(TASK PROMPT): Copy all of the material word for word, except for the pictures.

(MATERIAL FOR THIS TASK):
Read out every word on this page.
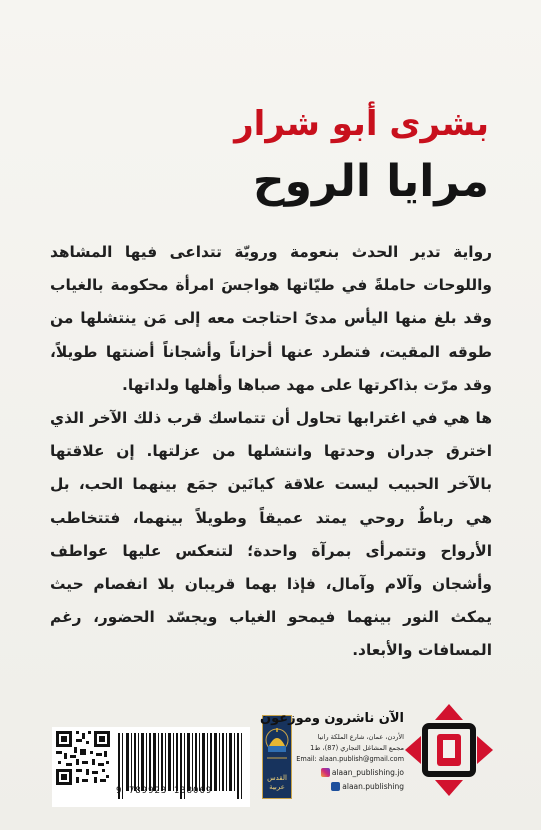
بشرى أبو شرار
مرايا الروح

رواية تدير الحدث بنعومة ورويّة تتداعى فيها المشاهد واللوحات حاملةً في طيّاتها هواجسَ امرأة محكومة بالغياب وقد بلغ منها اليأس مدىً احتاجت معه إلى مَن ينتشلها من طوقه المقيت، فتطرد عنها أحزاناً وأشجاناً أضنتها طويلاً، وقد مرّت بذاكرتها على مهد صباها وأهلها ولداتها.

ها هي في اغترابها تحاول أن تتماسك قرب ذلك الآخر الذي اخترق جدران وحدتها وانتشلها من عزلتها. إن علاقتها بالآخر الحبيب ليست علاقة كيانَين جمَع بينهما الحب، بل هي رباطٌ روحي يمتد عميقاً وطويلاً بينهما، فتتخاطب الأرواح وتتمرأى بمرآة واحدة؛ لتنعكس عليها عواطف وأشجان وآلام وآمال، فإذا بهما قريبان بلا انفصام حيث يمكث النور بينهما فيمحو الغياب ويجسّد الحضور، رغم المسافات والأبعاد.

9 789923 138069
القدس عربية
الآن ناشرون وموزعون
الأردن، عمان، شارع الملكة رانيا
مجمع المشاغل التجاري (87)، ط1
Email: alaan.publish@gmail.com
alaan_publishing.jo
alaan.publishing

(ANSWER):
Read out every word on this page.
بشرى أبو شرار
مرايا الروح

رواية تدير الحدث بنعومة ورويّة تتداعى فيها المشاهد واللوحات حاملةً في طيّاتها هواجسَ امرأة محكومة بالغياب وقد بلغ منها اليأس مدىً احتاجت معه إلى مَن ينتشلها من طوقه المقيت، فتطرد عنها أحزاناً وأشجاناً أضنتها طويلاً، وقد مرّت بذاكرتها على مهد صباها وأهلها ولداتها.

ها هي في اغترابها تحاول أن تتماسك قرب ذلك الآخر الذي اخترق جدران وحدتها وانتشلها من عزلتها. إن علاقتها بالآخر الحبيب ليست علاقة كيانَين جمَع بينهما الحب، بل هي رباطٌ روحي يمتد عميقاً وطويلاً بينهما، فتتخاطب الأرواح وتتمرأى بمرآة واحدة؛ لتنعكس عليها عواطف وأشجان وآلام وآمال، فإذا بهما قريبان بلا انفصام حيث يمكث النور بينهما فيمحو الغياب ويجسّد الحضور، رغم المسافات والأبعاد.

9 789923 138069
القدس عربية
الآن ناشرون وموزعون
الأردن، عمان، شارع الملكة رانيا
مجمع المشاغل التجاري (87)، ط1
Email: alaan.publish@gmail.com
alaan_publishing.jo
alaan.publishing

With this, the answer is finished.